• Task details
Retype every entry exactly, character for character.

[Figure record extracts]
##########

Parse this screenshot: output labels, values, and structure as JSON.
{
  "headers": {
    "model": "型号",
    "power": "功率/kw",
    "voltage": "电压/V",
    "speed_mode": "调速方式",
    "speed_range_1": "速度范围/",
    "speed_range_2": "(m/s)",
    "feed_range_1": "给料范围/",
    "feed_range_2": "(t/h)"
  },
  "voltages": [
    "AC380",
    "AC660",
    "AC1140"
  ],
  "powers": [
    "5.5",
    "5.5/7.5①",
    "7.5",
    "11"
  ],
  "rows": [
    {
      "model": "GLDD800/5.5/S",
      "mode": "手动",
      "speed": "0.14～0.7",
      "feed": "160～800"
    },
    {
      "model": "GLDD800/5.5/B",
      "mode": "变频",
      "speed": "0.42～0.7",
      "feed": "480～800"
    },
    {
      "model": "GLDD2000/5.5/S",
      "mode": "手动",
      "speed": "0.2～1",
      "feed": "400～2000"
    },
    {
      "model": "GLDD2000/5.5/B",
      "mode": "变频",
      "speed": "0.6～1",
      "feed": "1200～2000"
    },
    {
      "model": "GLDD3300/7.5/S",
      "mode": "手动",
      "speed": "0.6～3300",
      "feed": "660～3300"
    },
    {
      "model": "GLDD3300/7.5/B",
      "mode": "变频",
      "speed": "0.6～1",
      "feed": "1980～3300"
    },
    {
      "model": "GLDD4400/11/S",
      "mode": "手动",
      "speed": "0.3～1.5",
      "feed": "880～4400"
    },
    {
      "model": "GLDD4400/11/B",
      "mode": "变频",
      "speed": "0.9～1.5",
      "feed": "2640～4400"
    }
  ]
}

##########

• Solution to this exercise
Parse this screenshot: output labels, values, and structure as JSON.
{
  "headers": {
    "model": "型号",
    "power": "功率/kw",
    "voltage": "电压/V",
    "speed_mode": "调速方式",
    "speed_range_1": "速度范围/",
    "speed_range_2": "(m/s)",
    "feed_range_1": "给料范围/",
    "feed_range_2": "(t/h)"
  },
  "voltages": [
    "AC380",
    "AC660",
    "AC1140"
  ],
  "powers": [
    "5.5",
    "5.5/7.5①",
    "7.5",
    "11"
  ],
  "rows": [
    {
      "model": "GLDD800/5.5/S",
      "mode": "手动",
      "speed": "0.14～0.7",
      "feed": "160～800"
    },
    {
      "model": "GLDD800/5.5/B",
      "mode": "变频",
      "speed": "0.42～0.7",
      "feed": "480～800"
    },
    {
      "model": "GLDD2000/5.5/S",
      "mode": "手动",
      "speed": "0.2～1",
      "feed": "400～2000"
    },
    {
      "model": "GLDD2000/5.5/B",
      "mode": "变频",
      "speed": "0.6～1",
      "feed": "1200～2000"
    },
    {
      "model": "GLDD3300/7.5/S",
      "mode": "手动",
      "speed": "0.6～3300",
      "feed": "660～3300"
    },
    {
      "model": "GLDD3300/7.5/B",
      "mode": "变频",
      "speed": "0.6～1",
      "feed": "1980～3300"
    },
    {
      "model": "GLDD4400/11/S",
      "mode": "手动",
      "speed": "0.3～1.5",
      "feed": "880～4400"
    },
    {
      "model": "GLDD4400/11/B",
      "mode": "变频",
      "speed": "0.9～1.5",
      "feed": "2640～4400"
    }
  ]
}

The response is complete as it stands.